[Stored rows start]

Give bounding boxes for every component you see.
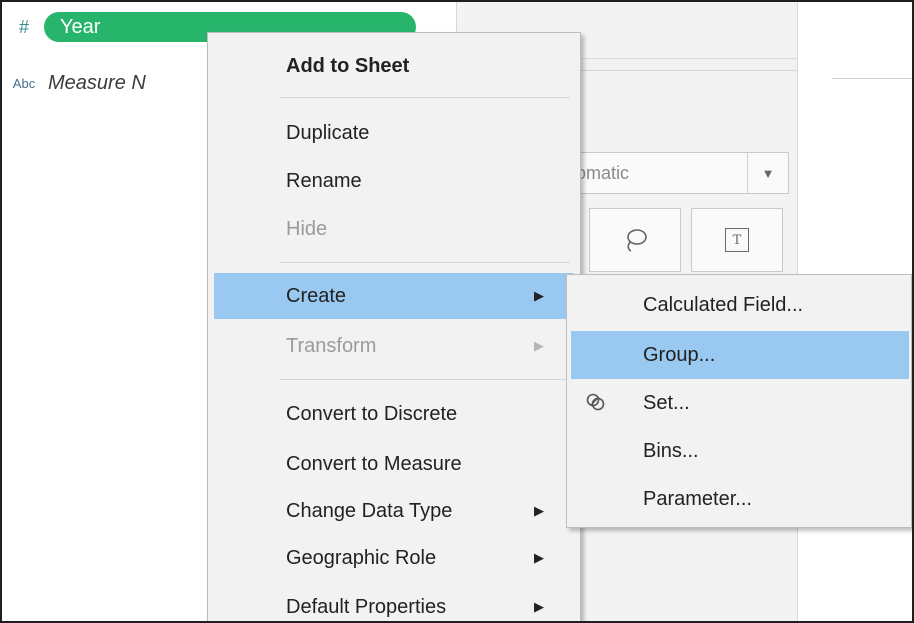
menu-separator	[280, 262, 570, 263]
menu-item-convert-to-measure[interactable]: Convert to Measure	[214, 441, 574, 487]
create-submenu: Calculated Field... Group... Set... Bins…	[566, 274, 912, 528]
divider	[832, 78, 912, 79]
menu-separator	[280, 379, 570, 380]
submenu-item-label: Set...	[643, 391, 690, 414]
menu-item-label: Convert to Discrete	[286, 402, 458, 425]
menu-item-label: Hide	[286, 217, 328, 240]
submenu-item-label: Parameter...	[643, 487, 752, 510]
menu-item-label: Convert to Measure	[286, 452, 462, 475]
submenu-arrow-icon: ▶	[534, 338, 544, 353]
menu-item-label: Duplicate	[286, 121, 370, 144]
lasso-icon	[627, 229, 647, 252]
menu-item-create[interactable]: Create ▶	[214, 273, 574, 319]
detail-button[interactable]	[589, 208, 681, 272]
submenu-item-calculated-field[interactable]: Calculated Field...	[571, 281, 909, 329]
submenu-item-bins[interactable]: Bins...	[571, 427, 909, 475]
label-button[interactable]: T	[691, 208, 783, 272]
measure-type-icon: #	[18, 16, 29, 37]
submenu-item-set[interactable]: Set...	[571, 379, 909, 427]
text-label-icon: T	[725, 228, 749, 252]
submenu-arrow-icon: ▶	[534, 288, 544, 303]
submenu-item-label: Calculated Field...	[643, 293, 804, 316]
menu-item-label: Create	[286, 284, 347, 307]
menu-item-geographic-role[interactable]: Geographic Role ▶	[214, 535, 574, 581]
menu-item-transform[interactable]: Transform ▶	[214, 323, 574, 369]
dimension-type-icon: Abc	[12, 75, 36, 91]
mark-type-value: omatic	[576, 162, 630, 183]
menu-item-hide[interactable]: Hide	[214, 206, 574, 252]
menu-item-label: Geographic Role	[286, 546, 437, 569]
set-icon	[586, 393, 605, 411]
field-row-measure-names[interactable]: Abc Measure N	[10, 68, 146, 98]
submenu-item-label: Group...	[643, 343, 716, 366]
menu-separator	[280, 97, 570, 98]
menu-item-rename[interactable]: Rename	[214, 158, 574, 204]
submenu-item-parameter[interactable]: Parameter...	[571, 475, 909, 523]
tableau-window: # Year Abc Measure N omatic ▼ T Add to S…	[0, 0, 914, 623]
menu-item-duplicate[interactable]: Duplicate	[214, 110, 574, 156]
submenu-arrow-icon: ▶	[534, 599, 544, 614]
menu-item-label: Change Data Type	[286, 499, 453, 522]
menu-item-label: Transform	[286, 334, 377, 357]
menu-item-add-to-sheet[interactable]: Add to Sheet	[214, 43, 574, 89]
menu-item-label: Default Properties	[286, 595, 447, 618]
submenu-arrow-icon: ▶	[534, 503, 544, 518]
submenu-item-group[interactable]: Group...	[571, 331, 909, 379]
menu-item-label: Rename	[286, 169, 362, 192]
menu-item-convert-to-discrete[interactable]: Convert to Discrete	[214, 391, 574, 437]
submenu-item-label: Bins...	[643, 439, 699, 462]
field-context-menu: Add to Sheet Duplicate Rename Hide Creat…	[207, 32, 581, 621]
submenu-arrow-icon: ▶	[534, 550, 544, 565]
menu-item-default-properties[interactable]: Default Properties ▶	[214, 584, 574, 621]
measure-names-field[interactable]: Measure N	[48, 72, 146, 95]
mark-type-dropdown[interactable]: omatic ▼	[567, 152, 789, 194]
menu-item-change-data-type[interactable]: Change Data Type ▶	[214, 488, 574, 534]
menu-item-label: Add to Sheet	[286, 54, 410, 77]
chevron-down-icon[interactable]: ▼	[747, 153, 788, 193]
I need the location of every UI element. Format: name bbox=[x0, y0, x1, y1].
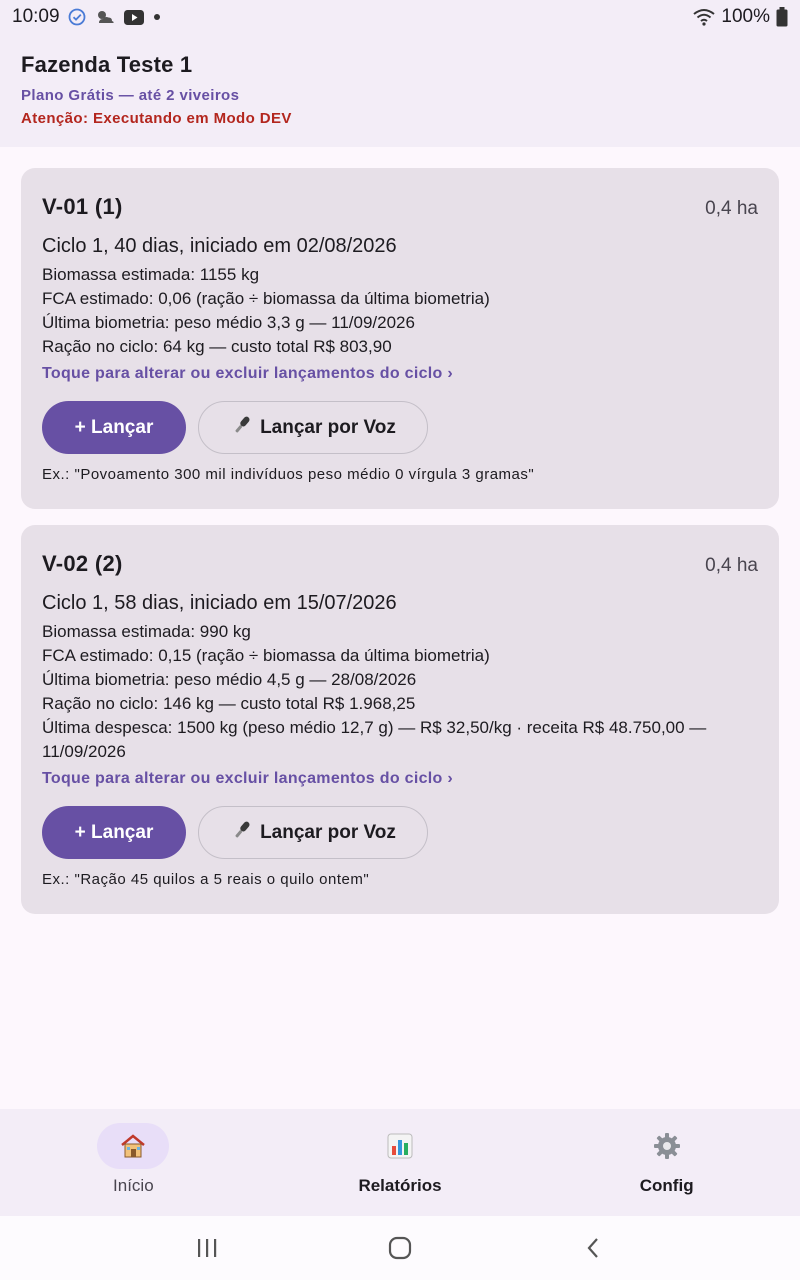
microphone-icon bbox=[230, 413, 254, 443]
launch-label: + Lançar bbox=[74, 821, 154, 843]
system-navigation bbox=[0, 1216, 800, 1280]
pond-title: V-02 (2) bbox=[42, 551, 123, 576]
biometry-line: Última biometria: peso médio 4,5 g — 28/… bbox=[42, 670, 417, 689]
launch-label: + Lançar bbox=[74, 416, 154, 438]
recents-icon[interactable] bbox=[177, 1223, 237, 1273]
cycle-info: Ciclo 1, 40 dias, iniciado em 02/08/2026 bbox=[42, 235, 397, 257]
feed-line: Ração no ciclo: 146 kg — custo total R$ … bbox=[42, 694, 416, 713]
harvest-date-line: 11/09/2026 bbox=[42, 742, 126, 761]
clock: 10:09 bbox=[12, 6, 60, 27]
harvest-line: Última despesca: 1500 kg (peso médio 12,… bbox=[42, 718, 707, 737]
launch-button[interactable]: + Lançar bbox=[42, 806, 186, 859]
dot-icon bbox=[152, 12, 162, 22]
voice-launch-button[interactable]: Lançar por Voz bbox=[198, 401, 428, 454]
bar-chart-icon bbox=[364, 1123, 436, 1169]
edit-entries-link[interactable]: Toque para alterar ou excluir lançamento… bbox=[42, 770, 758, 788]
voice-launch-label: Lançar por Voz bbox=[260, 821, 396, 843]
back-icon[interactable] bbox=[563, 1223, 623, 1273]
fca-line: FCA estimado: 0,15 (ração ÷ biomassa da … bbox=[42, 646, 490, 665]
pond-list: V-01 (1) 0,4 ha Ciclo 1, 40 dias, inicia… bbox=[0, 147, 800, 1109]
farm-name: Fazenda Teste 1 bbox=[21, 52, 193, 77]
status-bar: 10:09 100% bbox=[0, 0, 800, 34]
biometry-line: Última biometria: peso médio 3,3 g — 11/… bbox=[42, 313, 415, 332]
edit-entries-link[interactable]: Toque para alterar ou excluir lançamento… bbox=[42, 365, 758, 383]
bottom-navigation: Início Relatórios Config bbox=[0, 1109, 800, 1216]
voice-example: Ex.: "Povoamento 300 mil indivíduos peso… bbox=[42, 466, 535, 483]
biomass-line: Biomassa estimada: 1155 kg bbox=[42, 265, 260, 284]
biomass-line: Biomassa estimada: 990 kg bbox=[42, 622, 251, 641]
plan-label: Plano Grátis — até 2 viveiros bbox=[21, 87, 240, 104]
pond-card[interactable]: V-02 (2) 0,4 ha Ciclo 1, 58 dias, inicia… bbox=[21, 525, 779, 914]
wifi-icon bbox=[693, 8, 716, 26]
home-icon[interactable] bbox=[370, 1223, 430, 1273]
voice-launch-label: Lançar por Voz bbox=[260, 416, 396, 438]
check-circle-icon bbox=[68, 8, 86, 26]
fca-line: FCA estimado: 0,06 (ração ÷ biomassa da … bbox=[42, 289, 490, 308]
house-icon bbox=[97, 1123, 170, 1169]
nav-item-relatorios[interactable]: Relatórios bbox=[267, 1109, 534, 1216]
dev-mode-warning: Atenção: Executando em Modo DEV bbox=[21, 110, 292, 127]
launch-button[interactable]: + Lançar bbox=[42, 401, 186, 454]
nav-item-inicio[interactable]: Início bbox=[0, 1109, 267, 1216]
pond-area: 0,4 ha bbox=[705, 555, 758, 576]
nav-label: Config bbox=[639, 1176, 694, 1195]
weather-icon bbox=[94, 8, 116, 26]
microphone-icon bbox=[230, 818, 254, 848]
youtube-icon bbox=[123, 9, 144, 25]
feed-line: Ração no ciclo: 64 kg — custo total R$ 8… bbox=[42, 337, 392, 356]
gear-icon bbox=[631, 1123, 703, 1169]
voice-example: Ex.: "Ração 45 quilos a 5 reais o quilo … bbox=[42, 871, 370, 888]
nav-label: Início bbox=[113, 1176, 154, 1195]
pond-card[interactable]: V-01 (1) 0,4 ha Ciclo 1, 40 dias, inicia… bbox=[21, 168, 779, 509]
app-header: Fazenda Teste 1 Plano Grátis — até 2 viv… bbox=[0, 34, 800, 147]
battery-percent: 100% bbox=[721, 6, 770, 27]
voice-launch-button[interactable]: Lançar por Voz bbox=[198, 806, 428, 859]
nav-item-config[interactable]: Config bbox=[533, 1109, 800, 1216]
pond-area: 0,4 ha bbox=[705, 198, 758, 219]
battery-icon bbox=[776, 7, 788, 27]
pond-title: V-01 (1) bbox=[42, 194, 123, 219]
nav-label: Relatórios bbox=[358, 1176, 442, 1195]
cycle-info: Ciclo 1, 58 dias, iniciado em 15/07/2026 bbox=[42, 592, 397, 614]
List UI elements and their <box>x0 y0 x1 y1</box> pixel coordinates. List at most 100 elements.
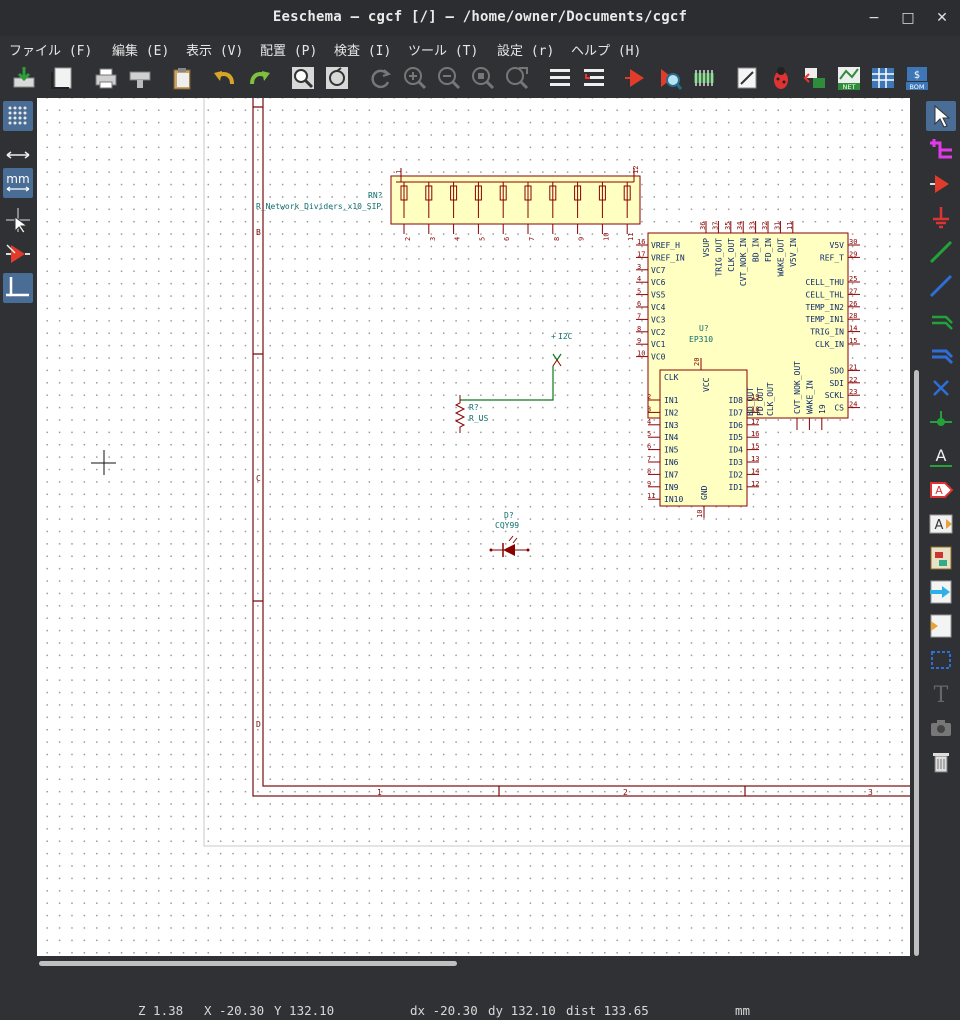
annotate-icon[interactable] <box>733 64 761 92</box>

[Stored rows end]

**What is required**
Please update the rows from the line with "262, 570, 263]" up to and including the line with "229, 647, 252]", changing "menu-separator" to "separator-line" and keeping everything else unchanged. Output only those rows.

**Response**
separator-line	[280, 262, 570, 263]
menu-item-convert-to-measure[interactable]: Convert to Measure	[214, 441, 574, 487]
create-submenu: Calculated Field... Group... Set... Bins…	[566, 274, 912, 528]
divider	[832, 78, 912, 79]
separator-line	[280, 379, 570, 380]
submenu-item-label: Set...	[643, 391, 690, 414]
menu-item-label: Convert to Discrete	[286, 402, 458, 425]
menu-item-label: Hide	[286, 217, 328, 240]
submenu-item-label: Parameter...	[643, 487, 752, 510]
menu-item-label: Convert to Measure	[286, 452, 462, 475]
submenu-arrow-icon: ▶	[534, 338, 544, 353]
menu-item-label: Duplicate	[286, 121, 370, 144]
lasso-icon	[627, 229, 647, 252]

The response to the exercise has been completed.